[Collected data entries]
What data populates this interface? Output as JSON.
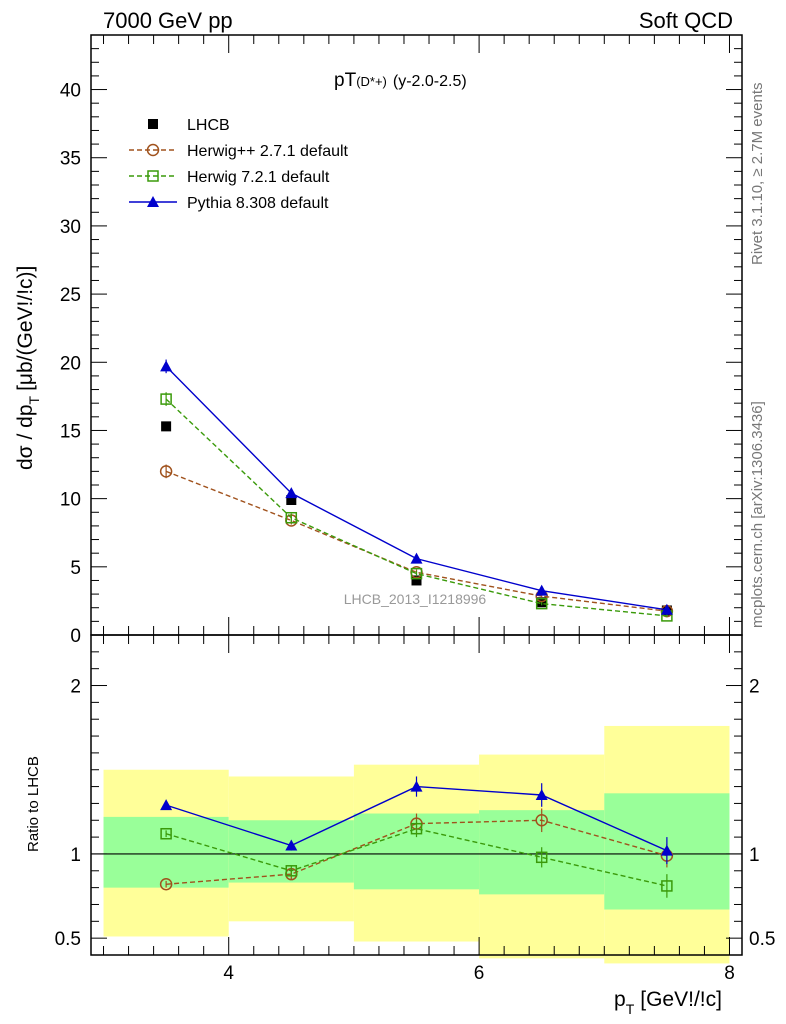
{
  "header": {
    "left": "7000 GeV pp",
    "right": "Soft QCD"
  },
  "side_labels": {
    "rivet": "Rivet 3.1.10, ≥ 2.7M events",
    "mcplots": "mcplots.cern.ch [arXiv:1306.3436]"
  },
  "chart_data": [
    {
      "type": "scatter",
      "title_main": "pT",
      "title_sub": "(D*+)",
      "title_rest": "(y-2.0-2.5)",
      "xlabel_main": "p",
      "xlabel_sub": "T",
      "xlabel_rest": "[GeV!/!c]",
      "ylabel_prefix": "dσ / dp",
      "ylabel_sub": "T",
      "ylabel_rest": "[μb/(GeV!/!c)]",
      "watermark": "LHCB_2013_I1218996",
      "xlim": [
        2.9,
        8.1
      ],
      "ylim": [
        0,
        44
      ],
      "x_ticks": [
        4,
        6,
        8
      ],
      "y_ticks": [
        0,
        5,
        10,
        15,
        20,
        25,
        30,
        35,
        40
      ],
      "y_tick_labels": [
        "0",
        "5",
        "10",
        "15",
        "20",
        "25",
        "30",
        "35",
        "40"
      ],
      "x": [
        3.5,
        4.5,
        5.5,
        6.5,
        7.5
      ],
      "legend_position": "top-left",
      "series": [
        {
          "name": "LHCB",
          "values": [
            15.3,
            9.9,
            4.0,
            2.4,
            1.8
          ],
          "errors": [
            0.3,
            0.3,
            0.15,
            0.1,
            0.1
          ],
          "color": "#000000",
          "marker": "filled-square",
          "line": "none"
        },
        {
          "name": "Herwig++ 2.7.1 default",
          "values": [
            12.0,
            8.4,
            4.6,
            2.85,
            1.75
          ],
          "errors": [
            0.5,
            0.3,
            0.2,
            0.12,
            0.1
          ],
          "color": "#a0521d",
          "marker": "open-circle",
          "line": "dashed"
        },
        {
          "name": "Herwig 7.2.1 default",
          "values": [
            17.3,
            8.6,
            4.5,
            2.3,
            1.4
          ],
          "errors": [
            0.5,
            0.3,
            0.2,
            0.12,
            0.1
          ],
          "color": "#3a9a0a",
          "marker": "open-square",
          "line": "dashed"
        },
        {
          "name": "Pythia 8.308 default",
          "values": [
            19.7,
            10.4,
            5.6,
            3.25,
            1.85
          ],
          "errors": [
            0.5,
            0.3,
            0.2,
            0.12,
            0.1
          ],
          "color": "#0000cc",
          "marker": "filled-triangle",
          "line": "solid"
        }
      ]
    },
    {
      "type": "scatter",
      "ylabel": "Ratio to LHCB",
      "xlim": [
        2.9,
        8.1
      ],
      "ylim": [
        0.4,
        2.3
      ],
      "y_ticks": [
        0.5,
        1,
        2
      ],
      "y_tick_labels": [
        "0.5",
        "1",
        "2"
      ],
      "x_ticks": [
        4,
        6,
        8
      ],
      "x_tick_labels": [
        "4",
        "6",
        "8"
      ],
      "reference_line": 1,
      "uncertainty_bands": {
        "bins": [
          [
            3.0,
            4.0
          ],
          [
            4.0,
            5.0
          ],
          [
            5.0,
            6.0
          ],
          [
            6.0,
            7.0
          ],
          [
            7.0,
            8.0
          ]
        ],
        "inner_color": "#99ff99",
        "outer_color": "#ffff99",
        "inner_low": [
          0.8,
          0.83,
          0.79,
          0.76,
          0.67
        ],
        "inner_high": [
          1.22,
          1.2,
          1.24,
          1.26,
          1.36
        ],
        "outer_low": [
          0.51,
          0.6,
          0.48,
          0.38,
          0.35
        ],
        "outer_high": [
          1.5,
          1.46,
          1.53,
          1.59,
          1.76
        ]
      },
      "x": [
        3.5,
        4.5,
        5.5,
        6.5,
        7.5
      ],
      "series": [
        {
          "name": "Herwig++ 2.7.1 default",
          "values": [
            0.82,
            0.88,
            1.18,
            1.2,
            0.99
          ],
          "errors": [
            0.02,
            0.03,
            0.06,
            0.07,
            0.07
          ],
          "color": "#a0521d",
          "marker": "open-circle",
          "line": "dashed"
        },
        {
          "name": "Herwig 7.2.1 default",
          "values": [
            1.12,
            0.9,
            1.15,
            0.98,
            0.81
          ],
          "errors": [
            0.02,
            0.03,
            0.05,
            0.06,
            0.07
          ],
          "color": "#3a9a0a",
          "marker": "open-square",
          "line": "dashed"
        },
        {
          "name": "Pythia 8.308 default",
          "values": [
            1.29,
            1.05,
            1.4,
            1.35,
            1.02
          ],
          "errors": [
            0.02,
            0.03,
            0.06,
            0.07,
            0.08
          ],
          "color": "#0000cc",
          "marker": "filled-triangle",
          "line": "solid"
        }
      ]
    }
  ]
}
...
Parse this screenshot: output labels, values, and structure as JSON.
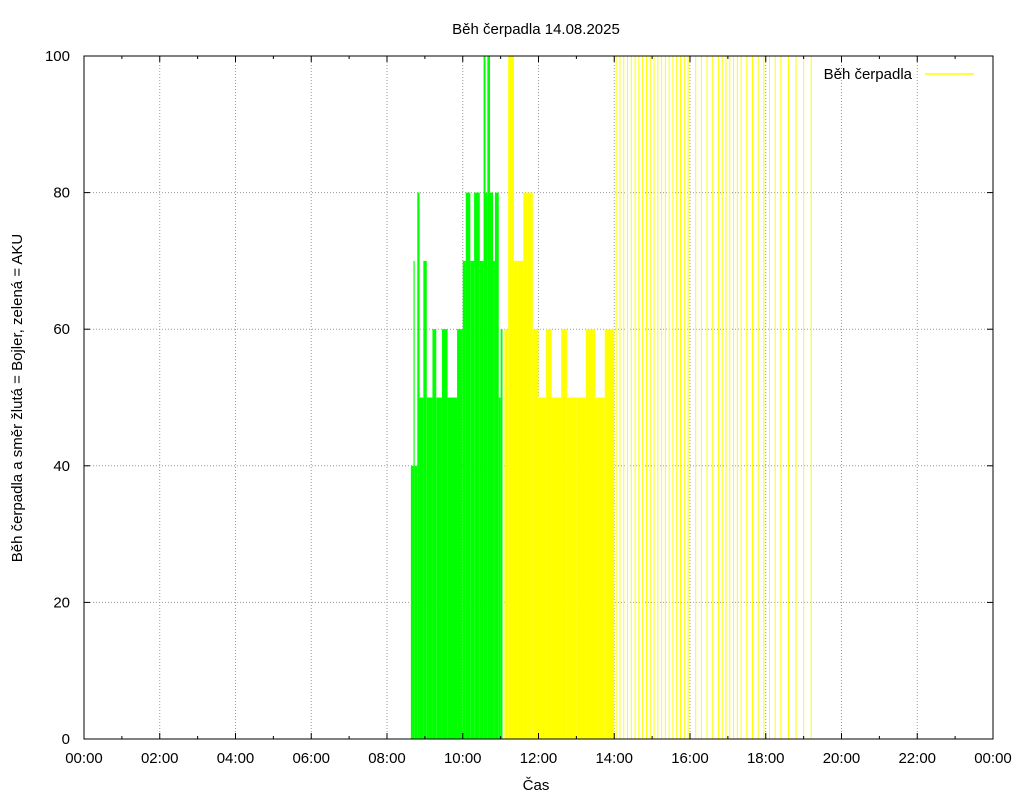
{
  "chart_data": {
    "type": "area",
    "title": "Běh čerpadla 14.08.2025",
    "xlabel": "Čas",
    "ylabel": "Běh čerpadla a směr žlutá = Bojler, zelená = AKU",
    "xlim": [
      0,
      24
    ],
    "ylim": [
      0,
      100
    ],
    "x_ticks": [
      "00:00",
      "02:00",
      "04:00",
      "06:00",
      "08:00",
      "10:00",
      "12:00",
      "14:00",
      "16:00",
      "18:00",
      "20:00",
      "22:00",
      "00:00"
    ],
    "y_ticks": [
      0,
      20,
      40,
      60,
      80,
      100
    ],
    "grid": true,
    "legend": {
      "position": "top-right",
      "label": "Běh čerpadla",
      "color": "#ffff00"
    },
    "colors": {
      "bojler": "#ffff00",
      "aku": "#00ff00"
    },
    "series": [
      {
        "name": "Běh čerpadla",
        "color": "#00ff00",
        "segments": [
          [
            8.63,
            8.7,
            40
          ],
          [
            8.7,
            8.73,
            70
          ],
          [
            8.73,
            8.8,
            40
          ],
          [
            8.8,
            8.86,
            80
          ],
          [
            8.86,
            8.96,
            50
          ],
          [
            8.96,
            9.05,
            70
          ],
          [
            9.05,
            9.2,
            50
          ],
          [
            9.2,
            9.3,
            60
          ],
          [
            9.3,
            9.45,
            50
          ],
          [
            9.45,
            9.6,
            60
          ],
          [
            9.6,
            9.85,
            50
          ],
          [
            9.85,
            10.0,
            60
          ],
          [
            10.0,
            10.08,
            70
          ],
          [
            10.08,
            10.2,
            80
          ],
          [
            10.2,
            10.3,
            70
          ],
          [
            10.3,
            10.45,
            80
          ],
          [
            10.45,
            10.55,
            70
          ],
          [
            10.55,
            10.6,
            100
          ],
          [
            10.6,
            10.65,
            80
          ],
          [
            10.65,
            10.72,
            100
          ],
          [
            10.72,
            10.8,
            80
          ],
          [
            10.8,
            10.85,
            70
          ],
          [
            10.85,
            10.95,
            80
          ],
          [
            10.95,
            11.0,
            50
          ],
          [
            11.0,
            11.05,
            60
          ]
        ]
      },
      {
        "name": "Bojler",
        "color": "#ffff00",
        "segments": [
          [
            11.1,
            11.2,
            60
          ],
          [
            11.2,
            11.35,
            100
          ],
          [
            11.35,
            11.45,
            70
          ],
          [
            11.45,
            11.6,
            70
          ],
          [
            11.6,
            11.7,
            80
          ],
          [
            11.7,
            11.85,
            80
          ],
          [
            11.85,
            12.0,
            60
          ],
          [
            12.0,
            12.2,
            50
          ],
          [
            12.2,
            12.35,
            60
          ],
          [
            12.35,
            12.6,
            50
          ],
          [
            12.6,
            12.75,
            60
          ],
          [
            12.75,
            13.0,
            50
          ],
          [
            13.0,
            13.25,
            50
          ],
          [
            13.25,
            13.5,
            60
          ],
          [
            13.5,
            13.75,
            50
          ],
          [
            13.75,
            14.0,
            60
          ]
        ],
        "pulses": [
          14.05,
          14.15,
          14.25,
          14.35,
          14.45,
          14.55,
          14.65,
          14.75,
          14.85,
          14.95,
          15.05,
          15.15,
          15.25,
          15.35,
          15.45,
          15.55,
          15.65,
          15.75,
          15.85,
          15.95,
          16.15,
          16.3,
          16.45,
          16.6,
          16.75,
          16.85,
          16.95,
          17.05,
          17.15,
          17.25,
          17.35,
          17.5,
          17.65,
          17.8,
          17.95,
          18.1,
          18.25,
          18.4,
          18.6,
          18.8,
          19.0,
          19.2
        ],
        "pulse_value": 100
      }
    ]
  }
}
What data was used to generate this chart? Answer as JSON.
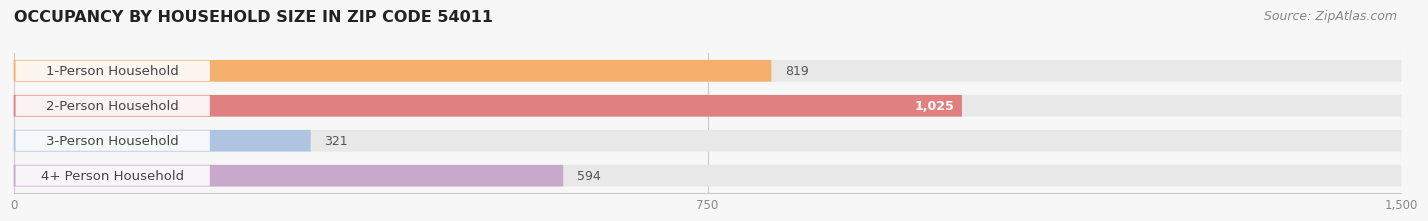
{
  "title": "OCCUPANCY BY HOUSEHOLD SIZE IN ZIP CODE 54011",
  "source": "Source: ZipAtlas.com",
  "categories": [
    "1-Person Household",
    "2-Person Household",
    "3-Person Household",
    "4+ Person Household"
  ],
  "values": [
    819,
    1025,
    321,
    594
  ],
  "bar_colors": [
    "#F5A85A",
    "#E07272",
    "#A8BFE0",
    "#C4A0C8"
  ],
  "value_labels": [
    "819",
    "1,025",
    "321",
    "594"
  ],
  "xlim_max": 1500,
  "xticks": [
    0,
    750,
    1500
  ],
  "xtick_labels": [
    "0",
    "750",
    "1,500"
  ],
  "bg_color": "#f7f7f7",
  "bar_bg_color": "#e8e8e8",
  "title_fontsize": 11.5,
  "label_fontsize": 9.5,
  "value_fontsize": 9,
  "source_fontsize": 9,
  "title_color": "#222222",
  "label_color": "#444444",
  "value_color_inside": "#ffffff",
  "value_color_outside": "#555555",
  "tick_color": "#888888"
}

→ TASK DESCRIPTION
Locate each line containing the string "JSON" and show it.

→ ANSWER TO THIS PROBLEM
What data populates this interface? Output as JSON.
Parse this screenshot: output labels, values, and structure as JSON.
What data was used to generate this chart? Answer as JSON.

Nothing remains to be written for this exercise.